Turn the material below into a JSON list of strings, with each line as its own string and blank lines omitted. Leave the pictures out.

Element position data
--*--

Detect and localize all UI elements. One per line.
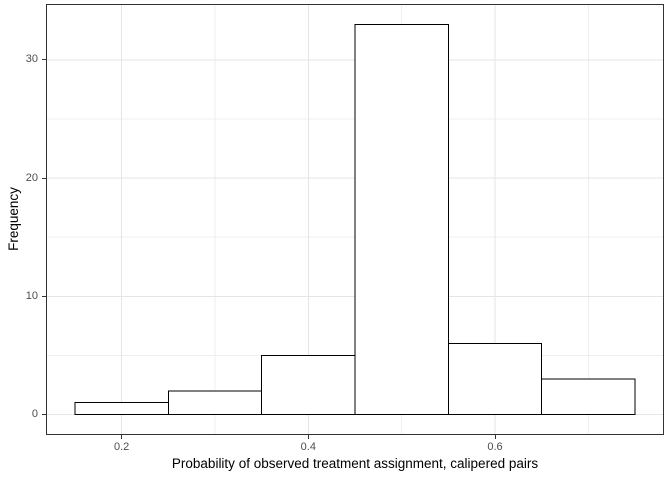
x-tick-mark [121,435,123,439]
y-tick-label: 10 [25,289,38,302]
y-axis-title: Frequency [6,187,21,251]
y-tick-label: 30 [25,53,38,66]
x-tick-label: 0.4 [300,441,316,453]
plot-panel [46,4,664,435]
histogram-bar [261,354,356,415]
y-tick-mark [42,295,46,297]
x-tick-mark [494,435,496,439]
x-tick-label: 0.2 [114,441,130,453]
x-axis-title: Probability of observed treatment assign… [171,456,539,471]
histogram-bar [167,390,263,416]
y-tick-label: 0 [31,408,38,420]
y-tick-label: 20 [25,171,38,184]
histogram-bar [74,402,169,416]
y-tick-mark [42,414,46,415]
x-tick-label: 0.6 [487,441,503,453]
y-tick-mark [42,177,46,179]
histogram-bar [447,343,543,415]
histogram-bar [541,378,636,415]
y-tick-mark [42,59,46,61]
x-tick-mark [307,435,309,439]
plot-canvas [47,5,663,434]
histogram-bar [354,24,449,415]
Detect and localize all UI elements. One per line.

--*--

(RESPONSE TO THE EXERCISE)
[
  "Detect and localize all UI elements. One per line.",
  "x-tick-mark [121,435,123,439]",
  "y-tick-label: 10 [25,289,38,302]",
  "y-axis-title: Frequency [6,187,21,251]",
  "y-tick-label: 30 [25,53,38,66]",
  "x-tick-label: 0.4 [300,441,316,453]",
  "plot-panel [46,4,664,435]",
  "histogram-bar [261,354,356,415]",
  "y-tick-mark [42,295,46,297]",
  "x-tick-mark [494,435,496,439]",
  "x-tick-label: 0.2 [114,441,130,453]",
  "x-axis-title: Probability of observed treatment assign… [171,456,539,471]",
  "histogram-bar [167,390,263,416]",
  "y-tick-label: 0 [31,408,38,420]",
  "y-tick-label: 20 [25,171,38,184]",
  "histogram-bar [74,402,169,416]",
  "y-tick-mark [42,414,46,415]",
  "x-tick-label: 0.6 [487,441,503,453]",
  "y-tick-mark [42,177,46,179]",
  "histogram-bar [447,343,543,415]",
  "histogram-bar [541,378,636,415]",
  "y-tick-mark [42,59,46,61]",
  "x-tick-mark [307,435,309,439]",
  "plot-canvas [47,5,663,434]",
  "histogram-bar [354,24,449,415]",
  "Detect and localize all UI elements. One per line."
]